Pull out every line below containing the word "رواه".

* _Data entries_:
-----

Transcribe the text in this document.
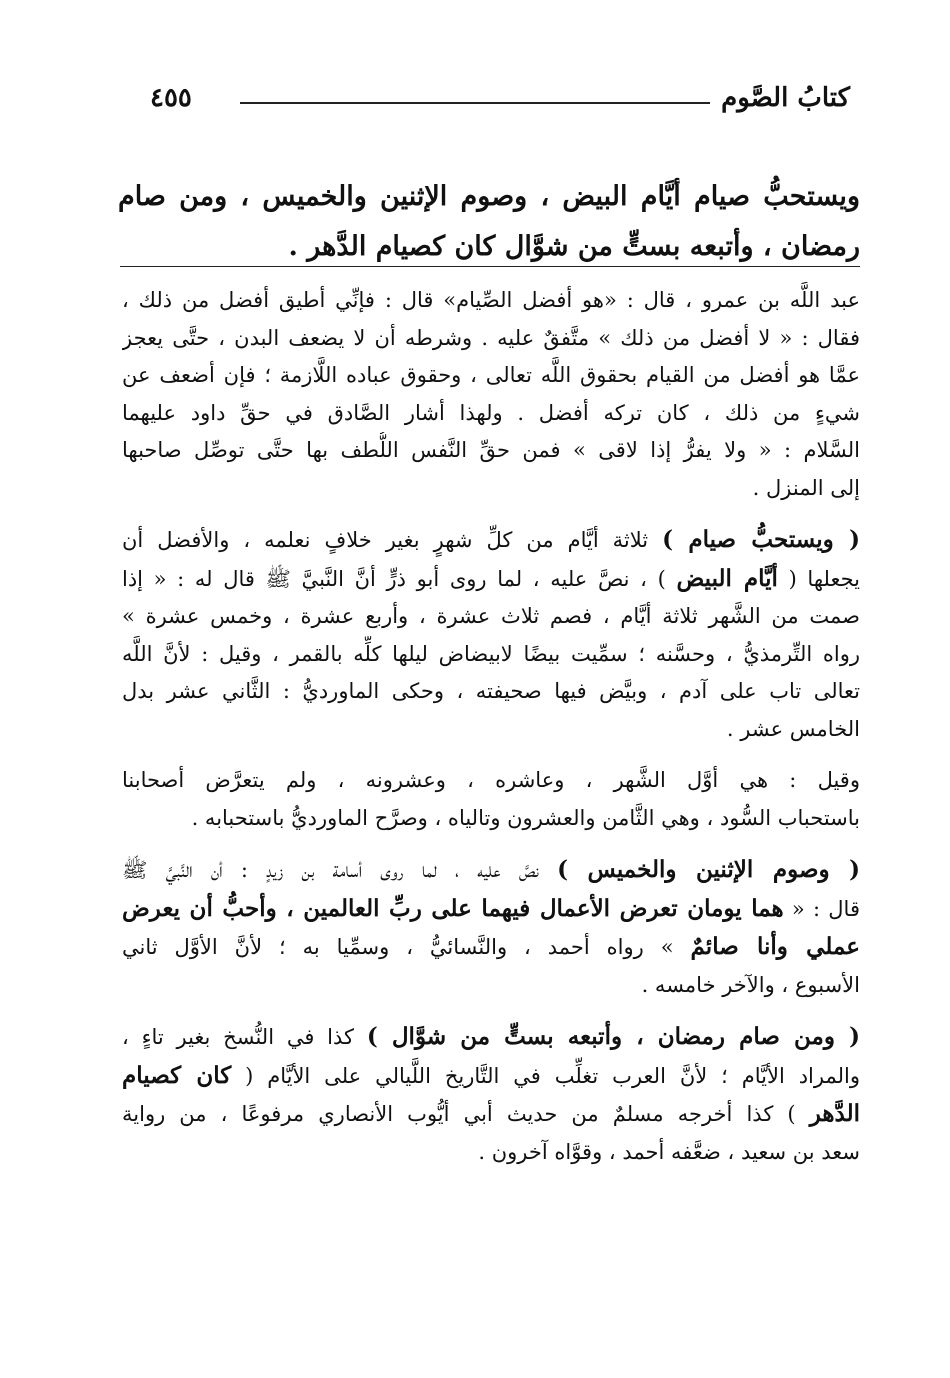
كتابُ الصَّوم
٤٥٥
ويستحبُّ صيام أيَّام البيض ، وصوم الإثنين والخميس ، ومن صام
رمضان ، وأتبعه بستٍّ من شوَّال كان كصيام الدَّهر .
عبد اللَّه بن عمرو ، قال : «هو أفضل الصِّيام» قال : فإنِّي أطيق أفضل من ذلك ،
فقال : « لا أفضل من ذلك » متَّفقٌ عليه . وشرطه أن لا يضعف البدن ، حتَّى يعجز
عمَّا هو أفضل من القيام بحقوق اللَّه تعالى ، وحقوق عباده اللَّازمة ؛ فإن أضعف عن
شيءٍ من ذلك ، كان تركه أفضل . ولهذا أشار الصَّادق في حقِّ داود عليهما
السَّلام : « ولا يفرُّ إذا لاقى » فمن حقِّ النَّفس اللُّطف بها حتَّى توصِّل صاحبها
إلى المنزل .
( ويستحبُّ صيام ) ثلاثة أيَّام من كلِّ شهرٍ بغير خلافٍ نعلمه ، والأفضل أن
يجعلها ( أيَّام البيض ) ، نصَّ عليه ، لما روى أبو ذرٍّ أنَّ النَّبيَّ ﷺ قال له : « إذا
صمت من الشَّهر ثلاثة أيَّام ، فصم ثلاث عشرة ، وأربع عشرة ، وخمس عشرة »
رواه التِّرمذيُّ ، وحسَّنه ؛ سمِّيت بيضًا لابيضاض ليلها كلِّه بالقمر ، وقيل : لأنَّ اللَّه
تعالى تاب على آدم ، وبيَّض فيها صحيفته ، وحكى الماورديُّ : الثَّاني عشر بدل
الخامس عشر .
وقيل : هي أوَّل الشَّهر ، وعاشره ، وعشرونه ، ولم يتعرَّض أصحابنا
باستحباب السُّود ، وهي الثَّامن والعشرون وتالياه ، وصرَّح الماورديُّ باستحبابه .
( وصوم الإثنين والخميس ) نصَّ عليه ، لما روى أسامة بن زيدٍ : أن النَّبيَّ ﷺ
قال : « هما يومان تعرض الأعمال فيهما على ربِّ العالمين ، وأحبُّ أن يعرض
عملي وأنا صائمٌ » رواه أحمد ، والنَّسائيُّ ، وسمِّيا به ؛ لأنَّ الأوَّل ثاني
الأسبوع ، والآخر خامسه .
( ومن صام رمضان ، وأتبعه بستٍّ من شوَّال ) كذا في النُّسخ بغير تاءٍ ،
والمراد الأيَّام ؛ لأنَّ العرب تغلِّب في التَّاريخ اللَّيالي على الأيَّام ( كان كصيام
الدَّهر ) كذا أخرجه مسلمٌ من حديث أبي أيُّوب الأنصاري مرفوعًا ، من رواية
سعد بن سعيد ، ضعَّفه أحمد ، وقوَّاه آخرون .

-----

* _Finished exercise_:
رواه التِّرمذيُّ ، وحسَّنه ؛ سمِّيت بيضًا لابيضاض ليلها كلِّه بالقمر ، وقيل : لأنَّ اللَّه
عملي وأنا صائمٌ » رواه أحمد ، والنَّسائيُّ ، وسمِّيا به ؛ لأنَّ الأوَّل ثاني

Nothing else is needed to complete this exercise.